## DIRECTIVE
Go through the records underneath and write each one out again exactly.

## PROVIDED INFORMATION
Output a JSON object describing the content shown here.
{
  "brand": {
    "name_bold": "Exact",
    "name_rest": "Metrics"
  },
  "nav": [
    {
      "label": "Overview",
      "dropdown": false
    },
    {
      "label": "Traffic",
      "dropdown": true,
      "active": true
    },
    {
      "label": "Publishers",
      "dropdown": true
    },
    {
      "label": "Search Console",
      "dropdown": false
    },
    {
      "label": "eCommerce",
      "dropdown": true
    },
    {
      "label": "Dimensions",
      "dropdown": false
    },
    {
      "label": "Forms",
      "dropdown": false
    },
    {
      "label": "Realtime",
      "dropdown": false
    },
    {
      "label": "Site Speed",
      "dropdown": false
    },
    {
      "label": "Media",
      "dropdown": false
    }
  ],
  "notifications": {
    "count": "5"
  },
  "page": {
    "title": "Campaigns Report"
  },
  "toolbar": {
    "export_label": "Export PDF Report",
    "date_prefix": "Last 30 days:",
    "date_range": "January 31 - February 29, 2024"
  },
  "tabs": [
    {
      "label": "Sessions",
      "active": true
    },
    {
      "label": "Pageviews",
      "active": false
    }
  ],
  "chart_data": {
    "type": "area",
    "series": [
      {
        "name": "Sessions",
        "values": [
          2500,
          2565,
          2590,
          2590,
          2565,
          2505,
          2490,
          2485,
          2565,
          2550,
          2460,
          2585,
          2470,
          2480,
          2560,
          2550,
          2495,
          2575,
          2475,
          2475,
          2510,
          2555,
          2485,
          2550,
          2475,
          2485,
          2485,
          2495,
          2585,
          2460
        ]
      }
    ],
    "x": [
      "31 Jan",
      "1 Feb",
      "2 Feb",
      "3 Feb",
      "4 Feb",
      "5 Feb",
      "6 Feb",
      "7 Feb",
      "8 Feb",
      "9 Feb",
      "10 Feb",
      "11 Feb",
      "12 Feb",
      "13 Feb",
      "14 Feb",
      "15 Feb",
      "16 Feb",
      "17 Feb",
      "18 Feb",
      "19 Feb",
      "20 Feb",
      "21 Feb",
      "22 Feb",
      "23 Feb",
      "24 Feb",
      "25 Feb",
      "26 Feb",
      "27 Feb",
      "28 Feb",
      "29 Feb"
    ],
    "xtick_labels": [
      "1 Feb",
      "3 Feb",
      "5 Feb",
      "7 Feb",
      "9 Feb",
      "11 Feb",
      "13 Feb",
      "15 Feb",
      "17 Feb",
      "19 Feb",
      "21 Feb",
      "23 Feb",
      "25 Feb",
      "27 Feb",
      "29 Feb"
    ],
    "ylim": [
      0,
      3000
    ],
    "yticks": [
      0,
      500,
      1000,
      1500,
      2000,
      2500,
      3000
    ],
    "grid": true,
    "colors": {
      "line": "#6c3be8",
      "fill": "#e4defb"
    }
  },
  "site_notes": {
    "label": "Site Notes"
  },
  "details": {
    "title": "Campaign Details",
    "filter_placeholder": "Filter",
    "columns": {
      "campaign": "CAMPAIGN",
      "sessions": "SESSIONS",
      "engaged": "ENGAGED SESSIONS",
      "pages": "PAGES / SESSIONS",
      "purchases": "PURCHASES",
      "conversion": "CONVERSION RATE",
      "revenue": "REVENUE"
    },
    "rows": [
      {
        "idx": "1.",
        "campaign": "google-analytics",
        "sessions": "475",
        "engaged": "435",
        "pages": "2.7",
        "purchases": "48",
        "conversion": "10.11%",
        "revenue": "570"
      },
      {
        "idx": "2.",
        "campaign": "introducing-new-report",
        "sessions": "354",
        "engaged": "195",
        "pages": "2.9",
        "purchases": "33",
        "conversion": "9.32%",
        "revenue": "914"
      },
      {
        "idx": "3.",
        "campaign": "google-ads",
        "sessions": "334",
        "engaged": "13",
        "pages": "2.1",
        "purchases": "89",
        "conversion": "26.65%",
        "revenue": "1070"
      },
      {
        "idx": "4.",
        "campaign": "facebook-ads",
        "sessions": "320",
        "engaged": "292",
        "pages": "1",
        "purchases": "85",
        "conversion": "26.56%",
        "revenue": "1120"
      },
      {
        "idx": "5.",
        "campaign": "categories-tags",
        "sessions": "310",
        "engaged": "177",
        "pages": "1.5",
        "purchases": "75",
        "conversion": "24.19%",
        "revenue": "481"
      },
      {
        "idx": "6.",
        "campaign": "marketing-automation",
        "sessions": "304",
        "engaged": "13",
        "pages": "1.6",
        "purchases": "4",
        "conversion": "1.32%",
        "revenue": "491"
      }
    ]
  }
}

## RESPONSE TO THIS EXERCISE
Output a JSON object describing the content shown here.
{
  "brand": {
    "name_bold": "Exact",
    "name_rest": "Metrics"
  },
  "nav": [
    {
      "label": "Overview",
      "dropdown": false
    },
    {
      "label": "Traffic",
      "dropdown": true,
      "active": true
    },
    {
      "label": "Publishers",
      "dropdown": true
    },
    {
      "label": "Search Console",
      "dropdown": false
    },
    {
      "label": "eCommerce",
      "dropdown": true
    },
    {
      "label": "Dimensions",
      "dropdown": false
    },
    {
      "label": "Forms",
      "dropdown": false
    },
    {
      "label": "Realtime",
      "dropdown": false
    },
    {
      "label": "Site Speed",
      "dropdown": false
    },
    {
      "label": "Media",
      "dropdown": false
    }
  ],
  "notifications": {
    "count": "5"
  },
  "page": {
    "title": "Campaigns Report"
  },
  "toolbar": {
    "export_label": "Export PDF Report",
    "date_prefix": "Last 30 days:",
    "date_range": "January 31 - February 29, 2024"
  },
  "tabs": [
    {
      "label": "Sessions",
      "active": true
    },
    {
      "label": "Pageviews",
      "active": false
    }
  ],
  "chart_data": {
    "type": "area",
    "series": [
      {
        "name": "Sessions",
        "values": [
          2500,
          2565,
          2590,
          2590,
          2565,
          2505,
          2490,
          2485,
          2565,
          2550,
          2460,
          2585,
          2470,
          2480,
          2560,
          2550,
          2495,
          2575,
          2475,
          2475,
          2510,
          2555,
          2485,
          2550,
          2475,
          2485,
          2485,
          2495,
          2585,
          2460
        ]
      }
    ],
    "x": [
      "31 Jan",
      "1 Feb",
      "2 Feb",
      "3 Feb",
      "4 Feb",
      "5 Feb",
      "6 Feb",
      "7 Feb",
      "8 Feb",
      "9 Feb",
      "10 Feb",
      "11 Feb",
      "12 Feb",
      "13 Feb",
      "14 Feb",
      "15 Feb",
      "16 Feb",
      "17 Feb",
      "18 Feb",
      "19 Feb",
      "20 Feb",
      "21 Feb",
      "22 Feb",
      "23 Feb",
      "24 Feb",
      "25 Feb",
      "26 Feb",
      "27 Feb",
      "28 Feb",
      "29 Feb"
    ],
    "xtick_labels": [
      "1 Feb",
      "3 Feb",
      "5 Feb",
      "7 Feb",
      "9 Feb",
      "11 Feb",
      "13 Feb",
      "15 Feb",
      "17 Feb",
      "19 Feb",
      "21 Feb",
      "23 Feb",
      "25 Feb",
      "27 Feb",
      "29 Feb"
    ],
    "ylim": [
      0,
      3000
    ],
    "yticks": [
      0,
      500,
      1000,
      1500,
      2000,
      2500,
      3000
    ],
    "grid": true,
    "colors": {
      "line": "#6c3be8",
      "fill": "#e4defb"
    }
  },
  "site_notes": {
    "label": "Site Notes"
  },
  "details": {
    "title": "Campaign Details",
    "filter_placeholder": "Filter",
    "columns": {
      "campaign": "CAMPAIGN",
      "sessions": "SESSIONS",
      "engaged": "ENGAGED SESSIONS",
      "pages": "PAGES / SESSIONS",
      "purchases": "PURCHASES",
      "conversion": "CONVERSION RATE",
      "revenue": "REVENUE"
    },
    "rows": [
      {
        "idx": "1.",
        "campaign": "google-analytics",
        "sessions": "475",
        "engaged": "435",
        "pages": "2.7",
        "purchases": "48",
        "conversion": "10.11%",
        "revenue": "570"
      },
      {
        "idx": "2.",
        "campaign": "introducing-new-report",
        "sessions": "354",
        "engaged": "195",
        "pages": "2.9",
        "purchases": "33",
        "conversion": "9.32%",
        "revenue": "914"
      },
      {
        "idx": "3.",
        "campaign": "google-ads",
        "sessions": "334",
        "engaged": "13",
        "pages": "2.1",
        "purchases": "89",
        "conversion": "26.65%",
        "revenue": "1070"
      },
      {
        "idx": "4.",
        "campaign": "facebook-ads",
        "sessions": "320",
        "engaged": "292",
        "pages": "1",
        "purchases": "85",
        "conversion": "26.56%",
        "revenue": "1120"
      },
      {
        "idx": "5.",
        "campaign": "categories-tags",
        "sessions": "310",
        "engaged": "177",
        "pages": "1.5",
        "purchases": "75",
        "conversion": "24.19%",
        "revenue": "481"
      },
      {
        "idx": "6.",
        "campaign": "marketing-automation",
        "sessions": "304",
        "engaged": "13",
        "pages": "1.6",
        "purchases": "4",
        "conversion": "1.32%",
        "revenue": "491"
      }
    ]
  }
}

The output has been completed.